----- Extracted material

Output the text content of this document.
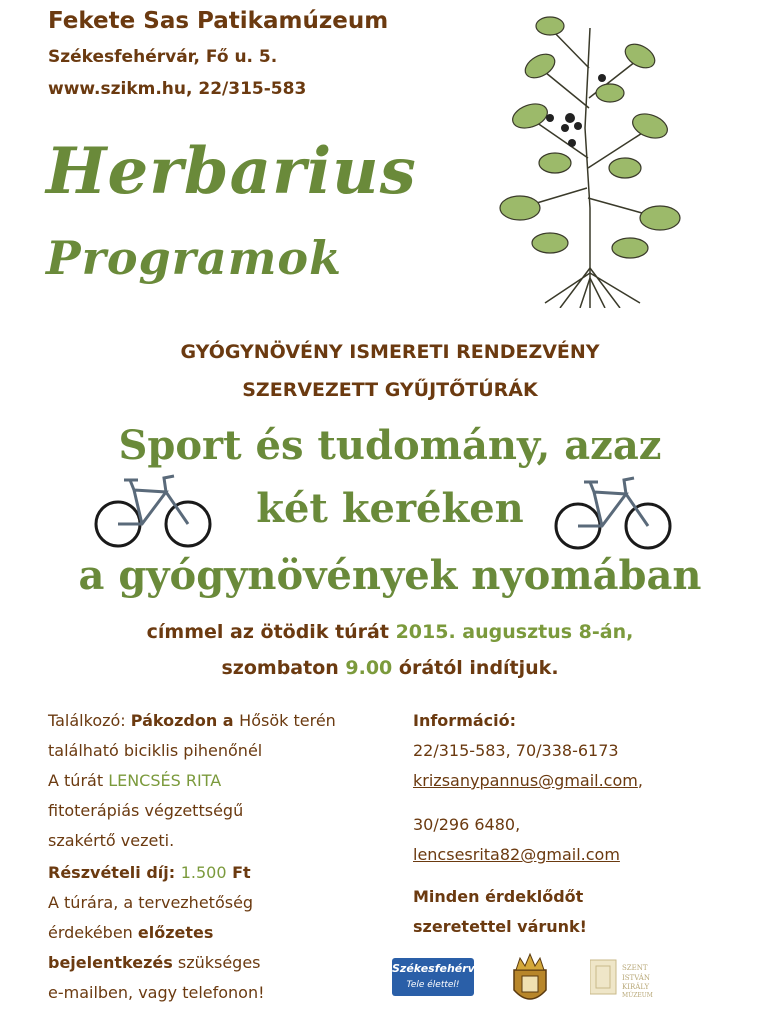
Fekete Sas Patikamúzeum
Székesfehérvár, Fő u. 5.
www.szikm.hu, 22/315-583
Herbarius
Programok
GYÓGYNÖVÉNY ISMERETI RENDEZVÉNY
SZERVEZETT GYŰJTŐTÚRÁK
Sport és tudomány, azaz
két keréken
a gyógynövények nyomában
címmel az ötödik túrát 2015. augusztus 8-án,
szombaton 9.00 órától indítjuk.
Találkozó: Pákozdon a Hősök terén
található biciklis pihenőnél
A túrát LENCSÉS RITA
fitoterápiás végzettségű
szakértő vezeti.
Részvételi díj: 1.500 Ft
A túrára, a tervezhetőség
érdekében előzetes
bejelentkezés szükséges
e-mailben, vagy telefonon!
Információ:
22/315-583, 70/338-6173
krizsanypannus@gmail.com,
30/296 6480,
lencsesrita82@gmail.com
Minden érdeklődőt
szeretettel várunk!
Székesfehérvár
Tele élettel!
SZENT
ISTVÁN
KIRÁLY
MÚZEUM
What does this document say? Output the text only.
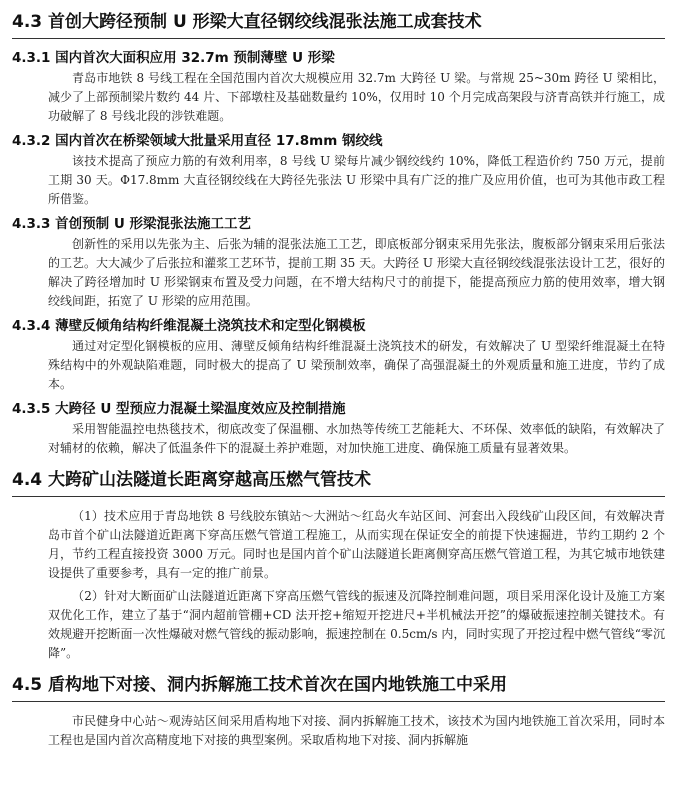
4.3 首创大跨径预制 U 形梁大直径钢绞线混张法施工成套技术
4.3.1 国内首次大面积应用 32.7m 预制薄壁 U 形梁

青岛市地铁 8 号线工程在全国范围内首次大规模应用 32.7m 大跨径 U 梁。与常规 25~30m 跨径 U 梁相比，减少了上部预制梁片数约 44 片、下部墩柱及基础数量约 10%，仅用时 10 个月完成高架段与济青高铁并行施工，成功破解了 8 号线北段的涉铁难题。

4.3.2 国内首次在桥梁领域大批量采用直径 17.8mm 钢绞线

该技术提高了预应力筋的有效利用率，8 号线 U 梁每片减少钢绞线约 10%，降低工程造价约 750 万元，提前工期 30 天。Φ17.8mm 大直径钢绞线在大跨径先张法 U 形梁中具有广泛的推广及应用价值，也可为其他市政工程所借鉴。

4.3.3 首创预制 U 形梁混张法施工工艺

创新性的采用以先张为主、后张为辅的混张法施工工艺，即底板部分钢束采用先张法，腹板部分钢束采用后张法的工艺。大大减少了后张拉和灌浆工艺环节，提前工期 35 天。大跨径 U 形梁大直径钢绞线混张法设计工艺，很好的解决了跨径增加时 U 形梁钢束布置及受力问题，在不增大结构尺寸的前提下，能提高预应力筋的使用效率，增大钢绞线间距，拓宽了 U 形梁的应用范围。

4.3.4 薄壁反倾角结构纤维混凝土浇筑技术和定型化钢模板

通过对定型化钢模板的应用、薄壁反倾角结构纤维混凝土浇筑技术的研发，有效解决了 U 型梁纤维混凝土在特殊结构中的外观缺陷难题，同时极大的提高了 U 梁预制效率，确保了高强混凝土的外观质量和施工进度，节约了成本。

4.3.5 大跨径 U 型预应力混凝土梁温度效应及控制措施

采用智能温控电热毯技术，彻底改变了保温棚、水加热等传统工艺能耗大、不环保、效率低的缺陷，有效解决了对辅材的依赖，解决了低温条件下的混凝土养护难题，对加快施工进度、确保施工质量有显著效果。

4.4 大跨矿山法隧道长距离穿越高压燃气管技术

（1）技术应用于青岛地铁 8 号线胶东镇站～大洲站～红岛火车站区间、河套出入段线矿山段区间，有效解决青岛市首个矿山法隧道近距离下穿高压燃气管道工程施工，从而实现在保证安全的前提下快速掘进，节约工期约 2 个月，节约工程直接投资 3000 万元。同时也是国内首个矿山法隧道长距离侧穿高压燃气管道工程，为其它城市地铁建设提供了重要参考，具有一定的推广前景。

（2）针对大断面矿山法隧道近距离下穿高压燃气管线的振速及沉降控制难问题，项目采用深化设计及施工方案双优化工作，建立了基于“洞内超前管棚+CD 法开挖+缩短开挖进尺+半机械法开挖”的爆破振速控制关键技术。有效规避开挖断面一次性爆破对燃气管线的振动影响，振速控制在 0.5cm/s 内，同时实现了开挖过程中燃气管线“零沉降”。

4.5 盾构地下对接、洞内拆解施工技术首次在国内地铁施工中采用

市民健身中心站～观涛站区间采用盾构地下对接、洞内拆解施工技术，该技术为国内地铁施工首次采用，同时本工程也是国内首次高精度地下对接的典型案例。采取盾构地下对接、洞内拆解施
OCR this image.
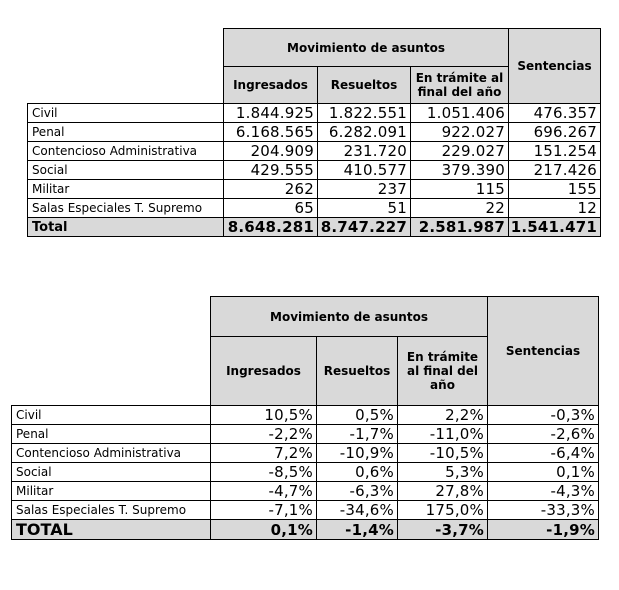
	Movimiento de asuntos			Sentencias
	Ingresados	Resueltos	En trámite al final del año	
Civil	1.844.925	1.822.551	1.051.406	476.357
Penal	6.168.565	6.282.091	922.027	696.267
Contencioso Administrativa	204.909	231.720	229.027	151.254
Social	429.555	410.577	379.390	217.426
Militar	262	237	115	155
Salas Especiales T. Supremo	65	51	22	12
Total	8.648.281	8.747.227	2.581.987	1.541.471
	Movimiento de asuntos			Sentencias
	Ingresados	Resueltos	En trámite al final del año	
Civil	10,5%	0,5%	2,2%	-0,3%
Penal	-2,2%	-1,7%	-11,0%	-2,6%
Contencioso Administrativa	7,2%	-10,9%	-10,5%	-6,4%
Social	-8,5%	0,6%	5,3%	0,1%
Militar	-4,7%	-6,3%	27,8%	-4,3%
Salas Especiales T. Supremo	-7,1%	-34,6%	175,0%	-33,3%
TOTAL	0,1%	-1,4%	-3,7%	-1,9%
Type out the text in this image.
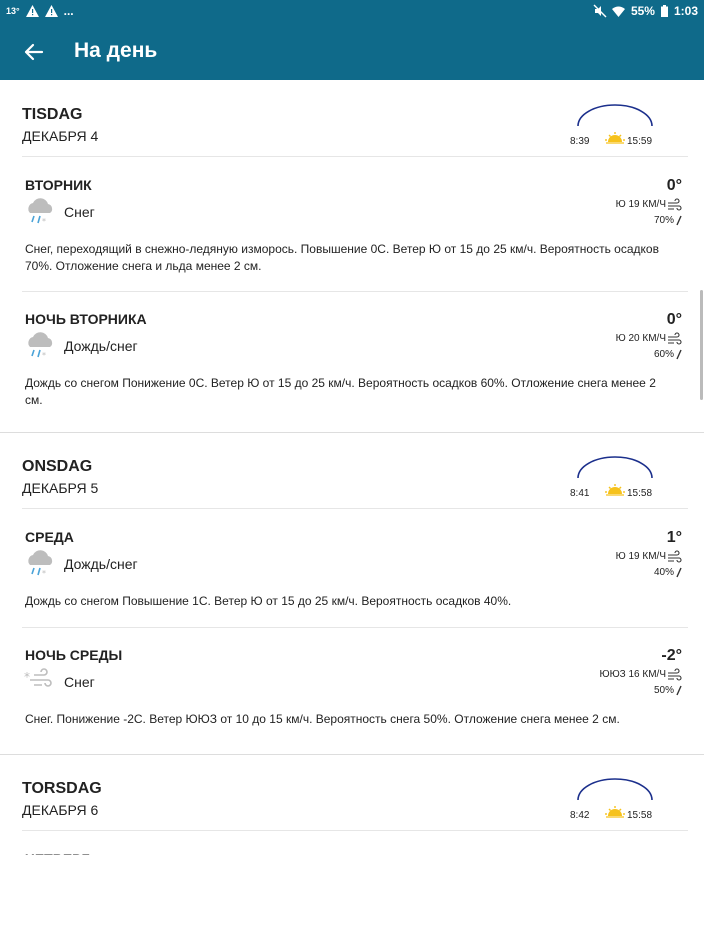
13°	...	55% 1:03
На день
TISDAG
ДЕКАБРЯ 4	8:39	15:59
ВТОРНИК
*
Снег
0°
Ю 19 КМ/Ч
70%
Снег, переходящий в снежно-ледяную изморось. Повышение 0С. Ветер Ю от 15 до 25 км/ч. Вероятность осадков 70%. Отложение снега и льда менее 2 см.
НОЧЬ ВТОРНИКА
*
Дождь/снег
0°
Ю 20 КМ/Ч
60%
Дождь со снегом Понижение 0С. Ветер Ю от 15 до 25 км/ч. Вероятность осадков 60%. Отложение снега менее 2 см.
ONSDAG
ДЕКАБРЯ 5	8:41	15:58
СРЕДА
*
Дождь/снег
1°
Ю 19 КМ/Ч
40%
Дождь со снегом Повышение 1С. Ветер Ю от 15 до 25 км/ч. Вероятность осадков 40%.
НОЧЬ СРЕДЫ
* Снег
-2°
ЮЮЗ 16 КМ/Ч
50%
Снег. Понижение -2С. Ветер ЮЮЗ от 10 до 15 км/ч. Вероятность снега 50%. Отложение снега менее 2 см.
TORSDAG
ДЕКАБРЯ 6	8:42	15:58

----------

--- Problem to solve ---
Reproduce all of the entries word for word, skipping any pictures they hold.

--- Result ---
Output the text content of this document.
Fekete Sas Patikamúzeum
Székesfehérvár, Fő u. 5.
www.szikm.hu, 22/315-583
Herbarius
Programok
GYÓGYNÖVÉNY ISMERETI RENDEZVÉNY
SZERVEZETT GYŰJTŐTÚRÁK
Sport és tudomány, azaz
két keréken
a gyógynövények nyomában
címmel az ötödik túrát 2015. augusztus 8-án,
szombaton 9.00 órától indítjuk.
Találkozó: Pákozdon a Hősök terén
található biciklis pihenőnél
A túrát LENCSÉS RITA
fitoterápiás végzettségű
szakértő vezeti.
Részvételi díj: 1.500 Ft
A túrára, a tervezhetőség
érdekében előzetes
bejelentkezés szükséges
e-mailben, vagy telefonon!
Információ:
22/315-583, 70/338-6173
krizsanypannus@gmail.com,
30/296 6480,
lencsesrita82@gmail.com
Minden érdeklődőt
szeretettel várunk!
Székesfehérvár
Tele élettel!
SZENT
ISTVÁN
KIRÁLY
MÚZEUM
What does this document say? Output the text only.
4.3 首创大跨径预制 U 形梁大直径钢绞线混张法施工成套技术
4.3.1 国内首次大面积应用 32.7m 预制薄壁 U 形梁

青岛市地铁 8 号线工程在全国范围内首次大规模应用 32.7m 大跨径 U 梁。与常规 25~30m 跨径 U 梁相比，减少了上部预制梁片数约 44 片、下部墩柱及基础数量约 10%，仅用时 10 个月完成高架段与济青高铁并行施工，成功破解了 8 号线北段的涉铁难题。

4.3.2 国内首次在桥梁领域大批量采用直径 17.8mm 钢绞线

该技术提高了预应力筋的有效利用率，8 号线 U 梁每片减少钢绞线约 10%，降低工程造价约 750 万元，提前工期 30 天。Φ17.8mm 大直径钢绞线在大跨径先张法 U 形梁中具有广泛的推广及应用价值，也可为其他市政工程所借鉴。

4.3.3 首创预制 U 形梁混张法施工工艺

创新性的采用以先张为主、后张为辅的混张法施工工艺，即底板部分钢束采用先张法，腹板部分钢束采用后张法的工艺。大大减少了后张拉和灌浆工艺环节，提前工期 35 天。大跨径 U 形梁大直径钢绞线混张法设计工艺，很好的解决了跨径增加时 U 形梁钢束布置及受力问题，在不增大结构尺寸的前提下，能提高预应力筋的使用效率，增大钢绞线间距，拓宽了 U 形梁的应用范围。

4.3.4 薄壁反倾角结构纤维混凝土浇筑技术和定型化钢模板

通过对定型化钢模板的应用、薄壁反倾角结构纤维混凝土浇筑技术的研发，有效解决了 U 型梁纤维混凝土在特殊结构中的外观缺陷难题，同时极大的提高了 U 梁预制效率，确保了高强混凝土的外观质量和施工进度，节约了成本。

4.3.5 大跨径 U 型预应力混凝土梁温度效应及控制措施

采用智能温控电热毯技术，彻底改变了保温棚、水加热等传统工艺能耗大、不环保、效率低的缺陷，有效解决了对辅材的依赖，解决了低温条件下的混凝土养护难题，对加快施工进度、确保施工质量有显著效果。

4.4 大跨矿山法隧道长距离穿越高压燃气管技术

（1）技术应用于青岛地铁 8 号线胶东镇站～大洲站～红岛火车站区间、河套出入段线矿山段区间，有效解决青岛市首个矿山法隧道近距离下穿高压燃气管道工程施工，从而实现在保证安全的前提下快速掘进，节约工期约 2 个月，节约工程直接投资 3000 万元。同时也是国内首个矿山法隧道长距离侧穿高压燃气管道工程，为其它城市地铁建设提供了重要参考，具有一定的推广前景。

（2）针对大断面矿山法隧道近距离下穿高压燃气管线的振速及沉降控制难问题，项目采用深化设计及施工方案双优化工作，建立了基于“洞内超前管棚+CD 法开挖+缩短开挖进尺+半机械法开挖”的爆破振速控制关键技术。有效规避开挖断面一次性爆破对燃气管线的振动影响，振速控制在 0.5cm/s 内，同时实现了开挖过程中燃气管线“零沉降”。

4.5 盾构地下对接、洞内拆解施工技术首次在国内地铁施工中采用

市民健身中心站～观涛站区间采用盾构地下对接、洞内拆解施工技术，该技术为国内地铁施工首次采用，同时本工程也是国内首次高精度地下对接的典型案例。采取盾构地下对接、洞内拆解施
OCR this image.
	Movimiento de asuntos			Sentencias
	Ingresados	Resueltos	En trámite al final del año	
Civil	1.844.925	1.822.551	1.051.406	476.357
Penal	6.168.565	6.282.091	922.027	696.267
Contencioso Administrativa	204.909	231.720	229.027	151.254
Social	429.555	410.577	379.390	217.426
Militar	262	237	115	155
Salas Especiales T. Supremo	65	51	22	12
Total	8.648.281	8.747.227	2.581.987	1.541.471
	Movimiento de asuntos			Sentencias
	Ingresados	Resueltos	En trámite al final del año	
Civil	10,5%	0,5%	2,2%	-0,3%
Penal	-2,2%	-1,7%	-11,0%	-2,6%
Contencioso Administrativa	7,2%	-10,9%	-10,5%	-6,4%
Social	-8,5%	0,6%	5,3%	0,1%
Militar	-4,7%	-6,3%	27,8%	-4,3%
Salas Especiales T. Supremo	-7,1%	-34,6%	175,0%	-33,3%
TOTAL	0,1%	-1,4%	-3,7%	-1,9%
Type out the text in this image.
13°	...	55% 1:03
На день
TISDAG
ДЕКАБРЯ 4	8:39	15:59
ВТОРНИК
*
Снег
0°
Ю 19 КМ/Ч
70%
Снег, переходящий в снежно-ледяную изморось. Повышение 0С. Ветер Ю от 15 до 25 км/ч. Вероятность осадков 70%. Отложение снега и льда менее 2 см.
НОЧЬ ВТОРНИКА
*
Дождь/снег
0°
Ю 20 КМ/Ч
60%
Дождь со снегом Понижение 0С. Ветер Ю от 15 до 25 км/ч. Вероятность осадков 60%. Отложение снега менее 2 см.
ONSDAG
ДЕКАБРЯ 5	8:41	15:58
СРЕДА
*
Дождь/снег
1°
Ю 19 КМ/Ч
40%
Дождь со снегом Повышение 1С. Ветер Ю от 15 до 25 км/ч. Вероятность осадков 40%.
НОЧЬ СРЕДЫ
* Снег
-2°
ЮЮЗ 16 КМ/Ч
50%
Снег. Понижение -2С. Ветер ЮЮЗ от 10 до 15 км/ч. Вероятность снега 50%. Отложение снега менее 2 см.
TORSDAG
ДЕКАБРЯ 6	8:42	15:58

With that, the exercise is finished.